- **Data entries**:
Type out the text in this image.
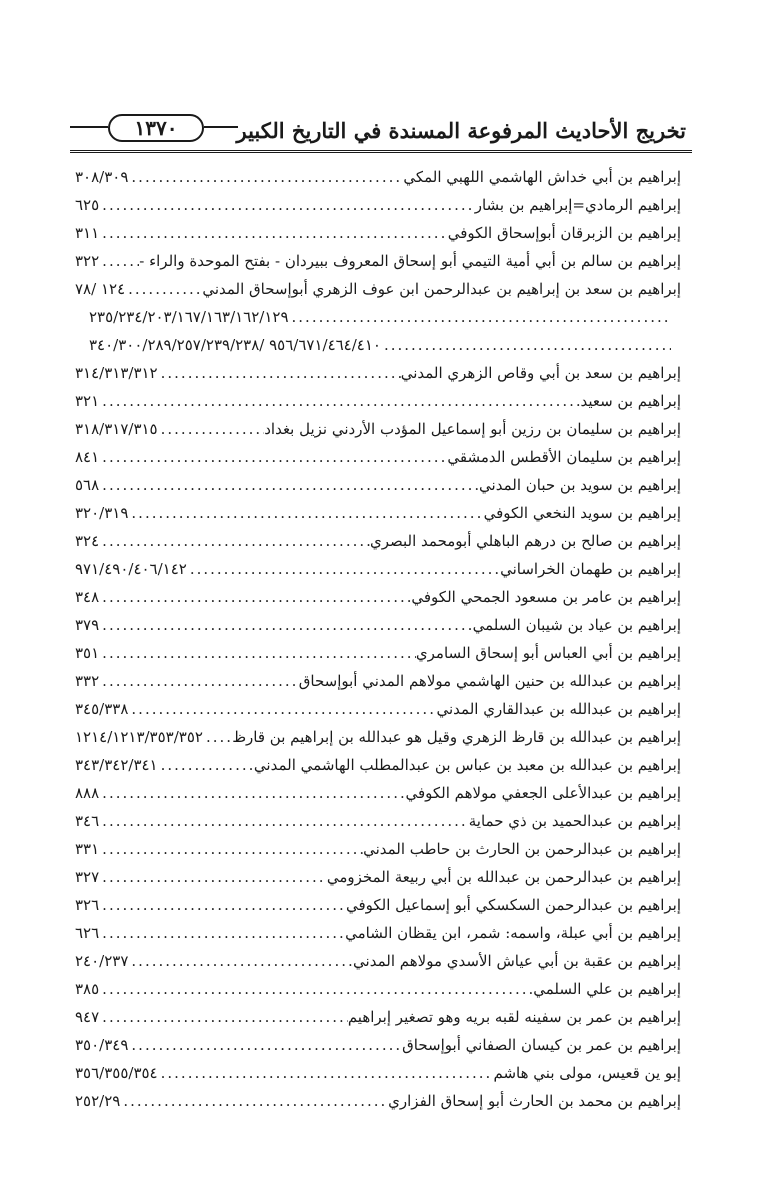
تخريج الأحاديث المرفوعة المسندة في التاريخ الكبير
١٣٧٠
إبراهيم بن أبي خداش الهاشمي اللهبي المكي
.....
٣٠٨/٣٠٩
إبراهيم الرمادي=إبراهيم بن بشار
.....
٦٢٥
إبراهيم بن الزبرقان أبوإسحاق الكوفي
.....
٣١١
إبراهيم بن سالم بن أبي أمية التيمي أبو إسحاق المعروف ببيردان - بفتح الموحدة والراء -
.....
٣٢٢
إبراهيم بن سعد بن إبراهيم بن عبدالرحمن ابن عوف الزهري أبوإسحاق المدني
.....
١٢٤ /٧٨
.....
٢٣٥/٢٣٤/٢٠٣/١٦٧/١٦٣/١٦٢/١٢٩
.....
٩٥٦/٦٧١/٤٦٤/٤١٠ /٣٤٠/٣٠٠/٢٨٩/٢٥٧/٢٣٩/٢٣٨
إبراهيم بن سعد بن أبي وقاص الزهري المدني
.....
٣١٤/٣١٣/٣١٢
إبراهيم بن سعيد
.....
٣٢١
إبراهيم بن سليمان بن رزين أبو إسماعيل المؤدب الأردني نزيل بغداد
.....
٣١٨/٣١٧/٣١٥
إبراهيم بن سليمان الأقطس الدمشقي
.....
٨٤١
إبراهيم بن سويد بن حبان المدني
.....
٥٦٨
إبراهيم بن سويد النخعي الكوفي
.....
٣٢٠/٣١٩
إبراهيم بن صالح بن درهم الباهلي أبومحمد البصري
.....
٣٢٤
إبراهيم بن طهمان الخراساني
.....
٩٧١/٤٩٠/٤٠٦/١٤٢
إبراهيم بن عامر بن مسعود الجمحي الكوفي
.....
٣٤٨
إبراهيم بن عياد بن شيبان السلمي
.....
٣٧٩
إبراهيم بن أبي العباس أبو إسحاق السامري
.....
٣٥١
إبراهيم بن عبدالله بن حنين الهاشمي مولاهم المدني أبوإسحاق
.....
٣٣٢
إبراهيم بن عبدالله بن عبدالقاري المدني
.....
٣٤٥/٣٣٨
إبراهيم بن عبدالله بن قارظ الزهري وقيل هو عبدالله بن إبراهيم بن قارظ
.....
١٢١٤/١٢١٣/٣٥٣/٣٥٢
إبراهيم بن عبدالله بن معبد بن عباس بن عبدالمطلب الهاشمي المدني
.....
٣٤٣/٣٤٢/٣٤١
إبراهيم بن عبدالأعلى الجعفي مولاهم الكوفي
.....
٨٨٨
إبراهيم بن عبدالحميد بن ذي حماية
.....
٣٤٦
إبراهيم بن عبدالرحمن بن الحارث بن حاطب المدني
.....
٣٣١
إبراهيم بن عبدالرحمن بن عبدالله بن أبي ربيعة المخزومي
.....
٣٢٧
إبراهيم بن عبدالرحمن السكسكي أبو إسماعيل الكوفي
.....
٣٢٦
إبراهيم بن أبي عبلة، واسمه: شمر، ابن يقظان الشامي
.....
٦٢٦
إبراهيم بن عقبة بن أبي عياش الأسدي مولاهم المدني
.....
٢٤٠/٢٣٧
إبراهيم بن علي السلمي
.....
٣٨٥
إبراهيم بن عمر بن سفينه لقبه بريه وهو تصغير إبراهيم
.....
٩٤٧
إبراهيم بن عمر بن كيسان الصفاني أبوإسحاق
.....
٣٥٠/٣٤٩
إبو ين قعيس، مولى بني هاشم
.....
٣٥٦/٣٥٥/٣٥٤
إبراهيم بن محمد بن الحارث أبو إسحاق الفزاري
.....
٢٥٢/٢٩
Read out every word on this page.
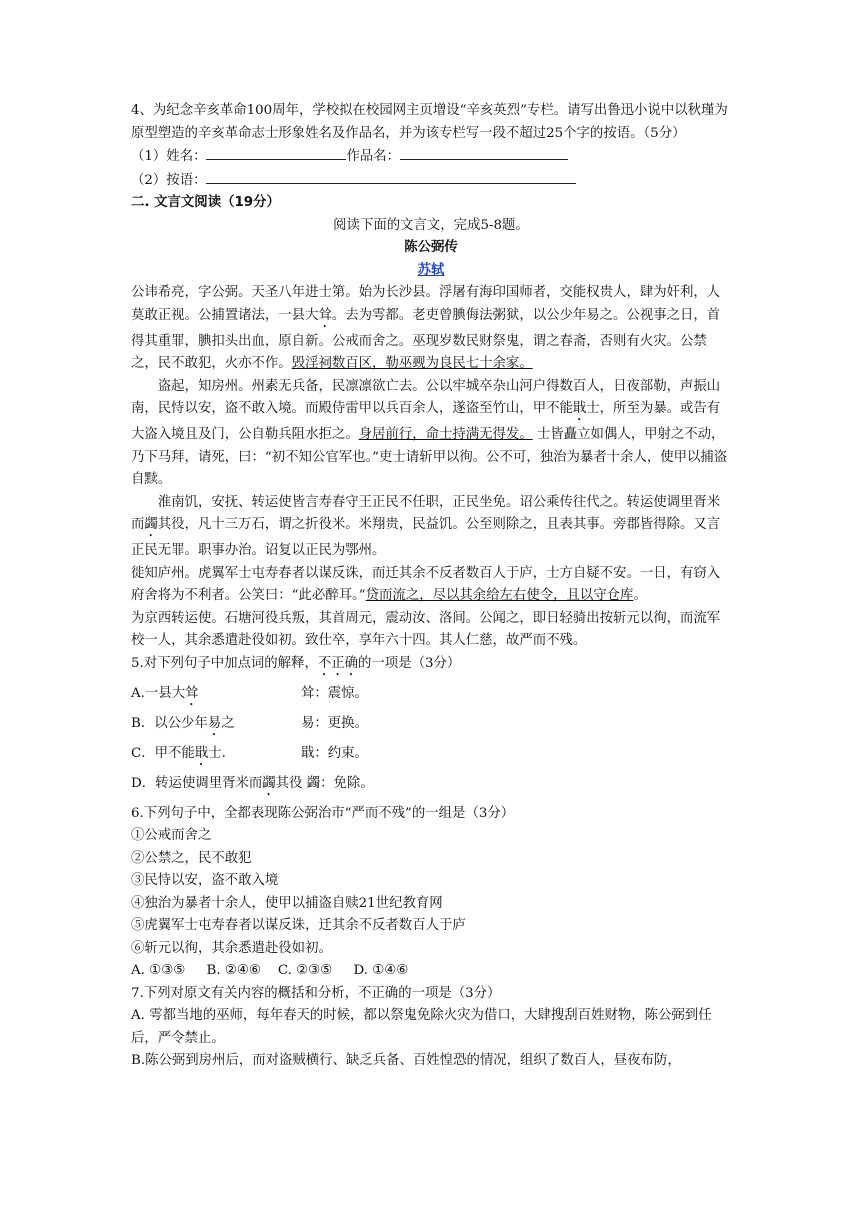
4、为纪念辛亥革命100周年，学校拟在校园网主页增设“辛亥英烈”专栏。请写出鲁迅小说中以秋瑾为原型塑造的辛亥革命志士形象姓名及作品名，并为该专栏写一段不超过25个字的按语。（5分）

（1）姓名：	作品名：

（2）按语：

二. 文言文阅读（19分）

阅读下面的文言文，完成5-8题。

陈公弼传

苏轼

公讳希亮，字公弼。天圣八年进士第。始为长沙县。浮屠有海印国师者，交能权贵人，肆为奸利，人莫敢正视。公捕置诸法，一县大耸。去为雩都。老吏曾腆侮法粥狱，以公少年易之。公视事之日，首得其重罪，腆扣头出血，原自新。公戒而舍之。巫现岁数民财祭鬼，谓之春斋，否则有火灾。公禁之，民不敢犯，火亦不作。毁淫祠数百区，勒巫觋为良民七十余家。

盗起，知房州。州素无兵备，民凛凛欲亡去。公以牢城卒杂山河户得数百人，日夜部勒，声振山南，民恃以安，盗不敢入境。而殿侍雷甲以兵百余人，遂盗至竹山，甲不能戢士，所至为暴。或告有大盗入境且及门，公自勒兵阻水拒之。身居前行，命士持满无得发。 士皆矗立如偶人，甲射之不动，乃下马拜，请死，曰：“初不知公官军也。”吏士请斩甲以徇。公不可，独治为暴者十余人，使甲以捕盗自黩。

淮南饥，安抚、转运使皆言寿春守王正民不任职，正民坐免。诏公乘传往代之。转运使调里胥米而蠲其役，凡十三万石，谓之折役米。米翔贵，民益饥。公至则除之，且表其事。旁郡皆得除。又言正民无罪。职事办治。诏复以正民为鄂州。

徙知庐州。虎翼军士屯寿春者以谋反诛，而迁其余不反者数百人于庐，士方自疑不安。一日，有窃入府舍将为不利者。公笑曰：“此必醉耳。”贷而流之，尽以其余给左右使令，且以守仓库。

为京西转运使。石塘河役兵叛，其首周元，震动汝、洛间。公闻之，即日轻骑出按斩元以徇，而流军校一人，其余悉遣赴役如初。致仕卒，享年六十四。其人仁慈，故严而不残。

5.对下列句子中加点词的解释，不正确的一项是（3分）

A.一县大耸	耸：震惊。
B．以公少年易之	易：更换。
C．甲不能戢士.	戢：约束。
D．转运使调里胥米而 蠲 其役
蠲：免除。

6.下列句子中，全都表现陈公弼治市“严而不残”的一组是（3分）

①公戒而舍之

②公禁之，民不敢犯

③民恃以安，盗不敢入境

④独治为暴者十余人，使甲以捕盗自赎21世纪教育网

⑤虎翼军士屯寿春者以谋反诛，迁其余不反者数百人于庐

⑥斩元以徇，其余悉遣赴役如初。

A. ①③⑤     B. ②④⑥    C. ②③⑤     D. ①④⑥

7.下列对原文有关内容的概括和分析，不正确的一项是（3分）

A. 雩都当地的巫师，每年春天的时候，都以祭鬼免除火灾为借口，大肆搜刮百姓财物，陈公弼到任后，严令禁止。

B.陈公弼到房州后，而对盗贼横行、缺乏兵备、百姓惶恐的情况，组织了数百人，昼夜布防，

- **Your task**: Return the material word for word. Pictures are not part of the copy.

- **Written answer**:
Type out the text in this image.
تخريج الأحاديث المرفوعة المسندة في التاريخ الكبير
١٣٧٠
إبراهيم بن أبي خداش الهاشمي اللهبي المكي
.....
٣٠٨/٣٠٩
إبراهيم الرمادي=إبراهيم بن بشار
.....
٦٢٥
إبراهيم بن الزبرقان أبوإسحاق الكوفي
.....
٣١١
إبراهيم بن سالم بن أبي أمية التيمي أبو إسحاق المعروف ببيردان - بفتح الموحدة والراء -
.....
٣٢٢
إبراهيم بن سعد بن إبراهيم بن عبدالرحمن ابن عوف الزهري أبوإسحاق المدني
.....
١٢٤ /٧٨
.....
٢٣٥/٢٣٤/٢٠٣/١٦٧/١٦٣/١٦٢/١٢٩
.....
٩٥٦/٦٧١/٤٦٤/٤١٠ /٣٤٠/٣٠٠/٢٨٩/٢٥٧/٢٣٩/٢٣٨
إبراهيم بن سعد بن أبي وقاص الزهري المدني
.....
٣١٤/٣١٣/٣١٢
إبراهيم بن سعيد
.....
٣٢١
إبراهيم بن سليمان بن رزين أبو إسماعيل المؤدب الأردني نزيل بغداد
.....
٣١٨/٣١٧/٣١٥
إبراهيم بن سليمان الأقطس الدمشقي
.....
٨٤١
إبراهيم بن سويد بن حبان المدني
.....
٥٦٨
إبراهيم بن سويد النخعي الكوفي
.....
٣٢٠/٣١٩
إبراهيم بن صالح بن درهم الباهلي أبومحمد البصري
.....
٣٢٤
إبراهيم بن طهمان الخراساني
.....
٩٧١/٤٩٠/٤٠٦/١٤٢
إبراهيم بن عامر بن مسعود الجمحي الكوفي
.....
٣٤٨
إبراهيم بن عياد بن شيبان السلمي
.....
٣٧٩
إبراهيم بن أبي العباس أبو إسحاق السامري
.....
٣٥١
إبراهيم بن عبدالله بن حنين الهاشمي مولاهم المدني أبوإسحاق
.....
٣٣٢
إبراهيم بن عبدالله بن عبدالقاري المدني
.....
٣٤٥/٣٣٨
إبراهيم بن عبدالله بن قارظ الزهري وقيل هو عبدالله بن إبراهيم بن قارظ
.....
١٢١٤/١٢١٣/٣٥٣/٣٥٢
إبراهيم بن عبدالله بن معبد بن عباس بن عبدالمطلب الهاشمي المدني
.....
٣٤٣/٣٤٢/٣٤١
إبراهيم بن عبدالأعلى الجعفي مولاهم الكوفي
.....
٨٨٨
إبراهيم بن عبدالحميد بن ذي حماية
.....
٣٤٦
إبراهيم بن عبدالرحمن بن الحارث بن حاطب المدني
.....
٣٣١
إبراهيم بن عبدالرحمن بن عبدالله بن أبي ربيعة المخزومي
.....
٣٢٧
إبراهيم بن عبدالرحمن السكسكي أبو إسماعيل الكوفي
.....
٣٢٦
إبراهيم بن أبي عبلة، واسمه: شمر، ابن يقظان الشامي
.....
٦٢٦
إبراهيم بن عقبة بن أبي عياش الأسدي مولاهم المدني
.....
٢٤٠/٢٣٧
إبراهيم بن علي السلمي
.....
٣٨٥
إبراهيم بن عمر بن سفينه لقبه بريه وهو تصغير إبراهيم
.....
٩٤٧
إبراهيم بن عمر بن كيسان الصفاني أبوإسحاق
.....
٣٥٠/٣٤٩
إبو ين قعيس، مولى بني هاشم
.....
٣٥٦/٣٥٥/٣٥٤
إبراهيم بن محمد بن الحارث أبو إسحاق الفزاري
.....
٢٥٢/٢٩
Read out every word on this page.
4、为纪念辛亥革命100周年，学校拟在校园网主页增设“辛亥英烈”专栏。请写出鲁迅小说中以秋瑾为原型塑造的辛亥革命志士形象姓名及作品名，并为该专栏写一段不超过25个字的按语。（5分）

（1）姓名：	作品名：

（2）按语：

二. 文言文阅读（19分）

阅读下面的文言文，完成5-8题。

陈公弼传

苏轼

公讳希亮，字公弼。天圣八年进士第。始为长沙县。浮屠有海印国师者，交能权贵人，肆为奸利，人莫敢正视。公捕置诸法，一县大耸。去为雩都。老吏曾腆侮法粥狱，以公少年易之。公视事之日，首得其重罪，腆扣头出血，原自新。公戒而舍之。巫现岁数民财祭鬼，谓之春斋，否则有火灾。公禁之，民不敢犯，火亦不作。毁淫祠数百区，勒巫觋为良民七十余家。

盗起，知房州。州素无兵备，民凛凛欲亡去。公以牢城卒杂山河户得数百人，日夜部勒，声振山南，民恃以安，盗不敢入境。而殿侍雷甲以兵百余人，遂盗至竹山，甲不能戢士，所至为暴。或告有大盗入境且及门，公自勒兵阻水拒之。身居前行，命士持满无得发。 士皆矗立如偶人，甲射之不动，乃下马拜，请死，曰：“初不知公官军也。”吏士请斩甲以徇。公不可，独治为暴者十余人，使甲以捕盗自黩。

淮南饥，安抚、转运使皆言寿春守王正民不任职，正民坐免。诏公乘传往代之。转运使调里胥米而蠲其役，凡十三万石，谓之折役米。米翔贵，民益饥。公至则除之，且表其事。旁郡皆得除。又言正民无罪。职事办治。诏复以正民为鄂州。

徙知庐州。虎翼军士屯寿春者以谋反诛，而迁其余不反者数百人于庐，士方自疑不安。一日，有窃入府舍将为不利者。公笑曰：“此必醉耳。”贷而流之，尽以其余给左右使令，且以守仓库。

为京西转运使。石塘河役兵叛，其首周元，震动汝、洛间。公闻之，即日轻骑出按斩元以徇，而流军校一人，其余悉遣赴役如初。致仕卒，享年六十四。其人仁慈，故严而不残。

5.对下列句子中加点词的解释，不正确的一项是（3分）

A.一县大耸	耸：震惊。
B．以公少年易之	易：更换。
C．甲不能戢士.	戢：约束。
D．转运使调里胥米而 蠲 其役
蠲：免除。

6.下列句子中，全都表现陈公弼治市“严而不残”的一组是（3分）

①公戒而舍之

②公禁之，民不敢犯

③民恃以安，盗不敢入境

④独治为暴者十余人，使甲以捕盗自赎21世纪教育网

⑤虎翼军士屯寿春者以谋反诛，迁其余不反者数百人于庐

⑥斩元以徇，其余悉遣赴役如初。

A. ①③⑤     B. ②④⑥    C. ②③⑤     D. ①④⑥

7.下列对原文有关内容的概括和分析，不正确的一项是（3分）

A. 雩都当地的巫师，每年春天的时候，都以祭鬼免除火灾为借口，大肆搜刮百姓财物，陈公弼到任后，严令禁止。

B.陈公弼到房州后，而对盗贼横行、缺乏兵备、百姓惶恐的情况，组织了数百人，昼夜布防，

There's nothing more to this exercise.